- **Problem**
Repeat the listing in full. Nothing may be added or left out.
### Raw data ###
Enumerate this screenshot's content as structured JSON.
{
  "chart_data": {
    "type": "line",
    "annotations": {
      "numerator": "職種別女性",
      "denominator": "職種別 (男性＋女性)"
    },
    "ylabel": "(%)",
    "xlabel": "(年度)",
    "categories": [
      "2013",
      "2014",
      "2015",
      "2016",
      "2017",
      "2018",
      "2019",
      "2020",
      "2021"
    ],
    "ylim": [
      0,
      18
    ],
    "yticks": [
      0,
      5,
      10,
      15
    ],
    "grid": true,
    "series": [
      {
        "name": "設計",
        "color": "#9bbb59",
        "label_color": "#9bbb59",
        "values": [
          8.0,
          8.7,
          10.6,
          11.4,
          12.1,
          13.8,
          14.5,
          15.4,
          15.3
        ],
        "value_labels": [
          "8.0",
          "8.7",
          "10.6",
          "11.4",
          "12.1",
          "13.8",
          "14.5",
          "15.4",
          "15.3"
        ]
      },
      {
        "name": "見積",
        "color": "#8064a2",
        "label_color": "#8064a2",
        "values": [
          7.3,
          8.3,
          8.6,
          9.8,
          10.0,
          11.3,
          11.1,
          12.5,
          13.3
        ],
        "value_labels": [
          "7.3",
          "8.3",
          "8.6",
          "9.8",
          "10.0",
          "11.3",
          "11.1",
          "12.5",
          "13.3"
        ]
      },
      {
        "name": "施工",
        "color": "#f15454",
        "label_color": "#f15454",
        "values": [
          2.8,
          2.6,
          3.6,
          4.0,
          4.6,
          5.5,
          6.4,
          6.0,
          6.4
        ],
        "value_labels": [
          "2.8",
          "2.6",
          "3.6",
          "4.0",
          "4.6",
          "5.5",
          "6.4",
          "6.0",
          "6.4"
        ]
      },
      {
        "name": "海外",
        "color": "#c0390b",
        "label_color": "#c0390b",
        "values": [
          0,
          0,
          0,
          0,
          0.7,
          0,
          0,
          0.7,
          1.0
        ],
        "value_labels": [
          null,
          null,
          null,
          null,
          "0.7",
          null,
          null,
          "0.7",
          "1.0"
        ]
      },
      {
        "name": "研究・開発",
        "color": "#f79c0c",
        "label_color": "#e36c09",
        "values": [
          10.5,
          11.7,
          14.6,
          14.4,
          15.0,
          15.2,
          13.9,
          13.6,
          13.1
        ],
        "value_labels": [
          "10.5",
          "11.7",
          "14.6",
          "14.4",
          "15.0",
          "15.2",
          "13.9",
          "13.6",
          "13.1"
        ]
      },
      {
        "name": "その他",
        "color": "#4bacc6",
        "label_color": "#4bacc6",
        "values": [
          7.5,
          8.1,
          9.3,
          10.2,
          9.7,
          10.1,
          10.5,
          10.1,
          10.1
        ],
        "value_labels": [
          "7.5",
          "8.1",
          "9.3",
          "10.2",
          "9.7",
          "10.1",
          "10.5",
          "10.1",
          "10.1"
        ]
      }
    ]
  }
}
###
- **Solution below**
Enumerate this screenshot's content as structured JSON.
{
  "chart_data": {
    "type": "line",
    "annotations": {
      "numerator": "職種別女性",
      "denominator": "職種別 (男性＋女性)"
    },
    "ylabel": "(%)",
    "xlabel": "(年度)",
    "categories": [
      "2013",
      "2014",
      "2015",
      "2016",
      "2017",
      "2018",
      "2019",
      "2020",
      "2021"
    ],
    "ylim": [
      0,
      18
    ],
    "yticks": [
      0,
      5,
      10,
      15
    ],
    "grid": true,
    "series": [
      {
        "name": "設計",
        "color": "#9bbb59",
        "label_color": "#9bbb59",
        "values": [
          8.0,
          8.7,
          10.6,
          11.4,
          12.1,
          13.8,
          14.5,
          15.4,
          15.3
        ],
        "value_labels": [
          "8.0",
          "8.7",
          "10.6",
          "11.4",
          "12.1",
          "13.8",
          "14.5",
          "15.4",
          "15.3"
        ]
      },
      {
        "name": "見積",
        "color": "#8064a2",
        "label_color": "#8064a2",
        "values": [
          7.3,
          8.3,
          8.6,
          9.8,
          10.0,
          11.3,
          11.1,
          12.5,
          13.3
        ],
        "value_labels": [
          "7.3",
          "8.3",
          "8.6",
          "9.8",
          "10.0",
          "11.3",
          "11.1",
          "12.5",
          "13.3"
        ]
      },
      {
        "name": "施工",
        "color": "#f15454",
        "label_color": "#f15454",
        "values": [
          2.8,
          2.6,
          3.6,
          4.0,
          4.6,
          5.5,
          6.4,
          6.0,
          6.4
        ],
        "value_labels": [
          "2.8",
          "2.6",
          "3.6",
          "4.0",
          "4.6",
          "5.5",
          "6.4",
          "6.0",
          "6.4"
        ]
      },
      {
        "name": "海外",
        "color": "#c0390b",
        "label_color": "#c0390b",
        "values": [
          0,
          0,
          0,
          0,
          0.7,
          0,
          0,
          0.7,
          1.0
        ],
        "value_labels": [
          null,
          null,
          null,
          null,
          "0.7",
          null,
          null,
          "0.7",
          "1.0"
        ]
      },
      {
        "name": "研究・開発",
        "color": "#f79c0c",
        "label_color": "#e36c09",
        "values": [
          10.5,
          11.7,
          14.6,
          14.4,
          15.0,
          15.2,
          13.9,
          13.6,
          13.1
        ],
        "value_labels": [
          "10.5",
          "11.7",
          "14.6",
          "14.4",
          "15.0",
          "15.2",
          "13.9",
          "13.6",
          "13.1"
        ]
      },
      {
        "name": "その他",
        "color": "#4bacc6",
        "label_color": "#4bacc6",
        "values": [
          7.5,
          8.1,
          9.3,
          10.2,
          9.7,
          10.1,
          10.5,
          10.1,
          10.1
        ],
        "value_labels": [
          "7.5",
          "8.1",
          "9.3",
          "10.2",
          "9.7",
          "10.1",
          "10.5",
          "10.1",
          "10.1"
        ]
      }
    ]
  }
}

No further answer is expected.